┌────────
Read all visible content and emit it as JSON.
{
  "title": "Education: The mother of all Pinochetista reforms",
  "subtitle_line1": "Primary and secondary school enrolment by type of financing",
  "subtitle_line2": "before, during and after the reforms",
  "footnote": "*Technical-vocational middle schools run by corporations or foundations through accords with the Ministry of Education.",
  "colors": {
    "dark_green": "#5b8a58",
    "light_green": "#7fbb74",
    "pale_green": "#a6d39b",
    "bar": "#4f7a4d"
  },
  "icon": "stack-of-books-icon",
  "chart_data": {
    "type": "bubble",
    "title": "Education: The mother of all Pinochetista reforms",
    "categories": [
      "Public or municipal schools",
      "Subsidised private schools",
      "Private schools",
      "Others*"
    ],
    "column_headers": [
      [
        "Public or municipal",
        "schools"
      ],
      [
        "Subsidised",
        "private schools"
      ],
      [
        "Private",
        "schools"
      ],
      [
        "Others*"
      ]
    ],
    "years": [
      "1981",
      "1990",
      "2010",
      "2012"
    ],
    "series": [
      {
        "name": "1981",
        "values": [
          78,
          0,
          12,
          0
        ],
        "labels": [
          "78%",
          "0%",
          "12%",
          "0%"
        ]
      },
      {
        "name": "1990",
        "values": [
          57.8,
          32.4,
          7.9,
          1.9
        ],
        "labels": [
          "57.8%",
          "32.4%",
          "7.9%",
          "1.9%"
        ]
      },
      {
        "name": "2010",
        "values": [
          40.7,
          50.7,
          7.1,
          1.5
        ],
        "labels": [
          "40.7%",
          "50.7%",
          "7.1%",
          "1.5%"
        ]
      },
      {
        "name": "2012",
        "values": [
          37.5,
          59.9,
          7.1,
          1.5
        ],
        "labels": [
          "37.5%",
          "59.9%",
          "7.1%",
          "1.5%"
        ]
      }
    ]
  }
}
└────────
**Your task**
Take every line above carrying "type" and return it.

**Output below**
  "subtitle_line1": "Primary and secondary school enrolment by type of financing",
    "type": "bubble",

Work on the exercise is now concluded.